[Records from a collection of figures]
□ □ □

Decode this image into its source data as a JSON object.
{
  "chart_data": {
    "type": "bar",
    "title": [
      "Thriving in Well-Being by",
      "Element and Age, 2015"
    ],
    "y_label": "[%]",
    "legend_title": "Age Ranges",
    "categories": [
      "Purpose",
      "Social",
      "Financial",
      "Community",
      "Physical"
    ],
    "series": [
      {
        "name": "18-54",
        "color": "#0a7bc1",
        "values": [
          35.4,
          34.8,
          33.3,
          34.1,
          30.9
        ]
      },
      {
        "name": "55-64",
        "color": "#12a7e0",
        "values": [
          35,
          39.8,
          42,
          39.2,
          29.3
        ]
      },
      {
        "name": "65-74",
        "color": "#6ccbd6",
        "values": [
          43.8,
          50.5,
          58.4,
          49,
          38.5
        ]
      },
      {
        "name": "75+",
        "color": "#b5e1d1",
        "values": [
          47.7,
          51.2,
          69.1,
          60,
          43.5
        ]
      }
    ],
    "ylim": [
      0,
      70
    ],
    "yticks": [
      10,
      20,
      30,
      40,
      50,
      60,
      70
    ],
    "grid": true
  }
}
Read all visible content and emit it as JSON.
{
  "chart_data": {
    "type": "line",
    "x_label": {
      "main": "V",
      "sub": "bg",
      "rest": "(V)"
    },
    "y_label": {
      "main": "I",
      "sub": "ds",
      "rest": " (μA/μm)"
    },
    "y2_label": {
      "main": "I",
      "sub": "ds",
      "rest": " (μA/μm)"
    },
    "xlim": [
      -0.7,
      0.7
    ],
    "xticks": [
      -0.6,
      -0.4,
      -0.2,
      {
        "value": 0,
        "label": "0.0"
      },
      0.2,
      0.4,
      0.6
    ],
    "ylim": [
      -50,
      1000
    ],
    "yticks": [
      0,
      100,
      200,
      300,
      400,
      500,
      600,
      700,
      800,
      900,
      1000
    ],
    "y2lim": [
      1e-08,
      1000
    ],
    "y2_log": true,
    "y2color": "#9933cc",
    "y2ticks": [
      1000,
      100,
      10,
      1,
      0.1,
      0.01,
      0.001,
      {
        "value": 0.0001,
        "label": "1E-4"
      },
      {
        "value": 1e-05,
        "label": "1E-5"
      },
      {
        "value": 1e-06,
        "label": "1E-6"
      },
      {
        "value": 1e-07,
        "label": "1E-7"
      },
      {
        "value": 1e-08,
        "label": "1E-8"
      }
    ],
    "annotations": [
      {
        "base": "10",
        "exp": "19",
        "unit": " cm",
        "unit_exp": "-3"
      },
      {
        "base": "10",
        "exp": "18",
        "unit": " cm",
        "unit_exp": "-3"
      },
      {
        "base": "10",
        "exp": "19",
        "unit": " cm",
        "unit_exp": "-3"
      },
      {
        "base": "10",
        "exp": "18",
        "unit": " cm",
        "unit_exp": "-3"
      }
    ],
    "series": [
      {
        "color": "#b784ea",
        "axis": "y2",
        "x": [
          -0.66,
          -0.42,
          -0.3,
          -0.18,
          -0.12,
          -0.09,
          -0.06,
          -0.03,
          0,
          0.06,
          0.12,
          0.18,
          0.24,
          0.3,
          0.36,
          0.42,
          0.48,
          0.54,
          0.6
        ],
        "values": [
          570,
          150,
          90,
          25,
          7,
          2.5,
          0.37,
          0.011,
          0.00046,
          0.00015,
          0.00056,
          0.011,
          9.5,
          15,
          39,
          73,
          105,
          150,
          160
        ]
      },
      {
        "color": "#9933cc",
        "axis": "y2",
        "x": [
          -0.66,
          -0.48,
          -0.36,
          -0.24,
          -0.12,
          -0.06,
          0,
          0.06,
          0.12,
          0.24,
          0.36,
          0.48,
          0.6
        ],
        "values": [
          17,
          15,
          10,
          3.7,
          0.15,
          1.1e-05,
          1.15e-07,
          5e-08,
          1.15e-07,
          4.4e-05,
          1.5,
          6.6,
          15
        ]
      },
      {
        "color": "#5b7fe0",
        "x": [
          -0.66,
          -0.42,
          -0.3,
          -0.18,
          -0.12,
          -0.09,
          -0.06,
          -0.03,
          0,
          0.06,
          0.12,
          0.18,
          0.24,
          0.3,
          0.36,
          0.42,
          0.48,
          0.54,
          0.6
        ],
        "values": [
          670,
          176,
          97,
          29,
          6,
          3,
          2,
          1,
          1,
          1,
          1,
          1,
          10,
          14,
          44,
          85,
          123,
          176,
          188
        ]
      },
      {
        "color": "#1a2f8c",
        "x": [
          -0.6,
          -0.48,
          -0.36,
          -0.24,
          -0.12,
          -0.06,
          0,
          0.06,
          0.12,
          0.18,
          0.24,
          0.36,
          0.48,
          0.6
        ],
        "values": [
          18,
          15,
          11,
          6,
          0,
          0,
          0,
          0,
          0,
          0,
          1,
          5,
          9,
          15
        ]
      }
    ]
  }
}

□ □ □

## What you should do:
Gather all lines from the listing above in which "JSON" occurs.

## Expected answer:
Decode this image into its source data as a JSON object.
Read all visible content and emit it as JSON.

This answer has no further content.